Problem statement: Each entry below should be reproduced character for character.

[start]

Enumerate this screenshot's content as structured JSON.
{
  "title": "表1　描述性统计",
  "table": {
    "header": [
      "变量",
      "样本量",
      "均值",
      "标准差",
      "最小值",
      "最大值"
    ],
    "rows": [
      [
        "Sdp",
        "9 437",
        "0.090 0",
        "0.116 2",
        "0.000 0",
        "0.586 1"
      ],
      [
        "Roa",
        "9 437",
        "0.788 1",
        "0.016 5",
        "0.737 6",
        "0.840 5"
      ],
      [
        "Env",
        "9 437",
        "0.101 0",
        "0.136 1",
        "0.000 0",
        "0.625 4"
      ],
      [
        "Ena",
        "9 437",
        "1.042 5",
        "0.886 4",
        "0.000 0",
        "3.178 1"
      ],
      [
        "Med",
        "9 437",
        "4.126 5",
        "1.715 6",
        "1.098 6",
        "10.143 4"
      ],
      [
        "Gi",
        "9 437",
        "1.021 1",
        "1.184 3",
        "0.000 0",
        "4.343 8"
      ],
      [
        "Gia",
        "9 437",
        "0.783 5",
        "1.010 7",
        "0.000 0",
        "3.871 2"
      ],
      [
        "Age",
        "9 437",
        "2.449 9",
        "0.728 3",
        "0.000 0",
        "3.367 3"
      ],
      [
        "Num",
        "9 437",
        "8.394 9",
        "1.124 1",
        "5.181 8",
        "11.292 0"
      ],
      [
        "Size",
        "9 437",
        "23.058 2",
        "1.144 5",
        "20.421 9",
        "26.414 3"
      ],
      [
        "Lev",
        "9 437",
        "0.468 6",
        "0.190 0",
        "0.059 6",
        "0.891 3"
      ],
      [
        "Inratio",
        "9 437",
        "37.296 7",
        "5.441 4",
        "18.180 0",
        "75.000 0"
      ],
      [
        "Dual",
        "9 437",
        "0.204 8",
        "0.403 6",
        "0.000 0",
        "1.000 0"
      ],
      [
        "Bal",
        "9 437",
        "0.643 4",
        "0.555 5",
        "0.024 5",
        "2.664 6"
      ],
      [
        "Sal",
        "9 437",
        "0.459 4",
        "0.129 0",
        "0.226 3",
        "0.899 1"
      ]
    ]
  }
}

[end]

Written answer:
Enumerate this screenshot's content as structured JSON.
{
  "title": "表1　描述性统计",
  "table": {
    "header": [
      "变量",
      "样本量",
      "均值",
      "标准差",
      "最小值",
      "最大值"
    ],
    "rows": [
      [
        "Sdp",
        "9 437",
        "0.090 0",
        "0.116 2",
        "0.000 0",
        "0.586 1"
      ],
      [
        "Roa",
        "9 437",
        "0.788 1",
        "0.016 5",
        "0.737 6",
        "0.840 5"
      ],
      [
        "Env",
        "9 437",
        "0.101 0",
        "0.136 1",
        "0.000 0",
        "0.625 4"
      ],
      [
        "Ena",
        "9 437",
        "1.042 5",
        "0.886 4",
        "0.000 0",
        "3.178 1"
      ],
      [
        "Med",
        "9 437",
        "4.126 5",
        "1.715 6",
        "1.098 6",
        "10.143 4"
      ],
      [
        "Gi",
        "9 437",
        "1.021 1",
        "1.184 3",
        "0.000 0",
        "4.343 8"
      ],
      [
        "Gia",
        "9 437",
        "0.783 5",
        "1.010 7",
        "0.000 0",
        "3.871 2"
      ],
      [
        "Age",
        "9 437",
        "2.449 9",
        "0.728 3",
        "0.000 0",
        "3.367 3"
      ],
      [
        "Num",
        "9 437",
        "8.394 9",
        "1.124 1",
        "5.181 8",
        "11.292 0"
      ],
      [
        "Size",
        "9 437",
        "23.058 2",
        "1.144 5",
        "20.421 9",
        "26.414 3"
      ],
      [
        "Lev",
        "9 437",
        "0.468 6",
        "0.190 0",
        "0.059 6",
        "0.891 3"
      ],
      [
        "Inratio",
        "9 437",
        "37.296 7",
        "5.441 4",
        "18.180 0",
        "75.000 0"
      ],
      [
        "Dual",
        "9 437",
        "0.204 8",
        "0.403 6",
        "0.000 0",
        "1.000 0"
      ],
      [
        "Bal",
        "9 437",
        "0.643 4",
        "0.555 5",
        "0.024 5",
        "2.664 6"
      ],
      [
        "Sal",
        "9 437",
        "0.459 4",
        "0.129 0",
        "0.226 3",
        "0.899 1"
      ]
    ]
  }
}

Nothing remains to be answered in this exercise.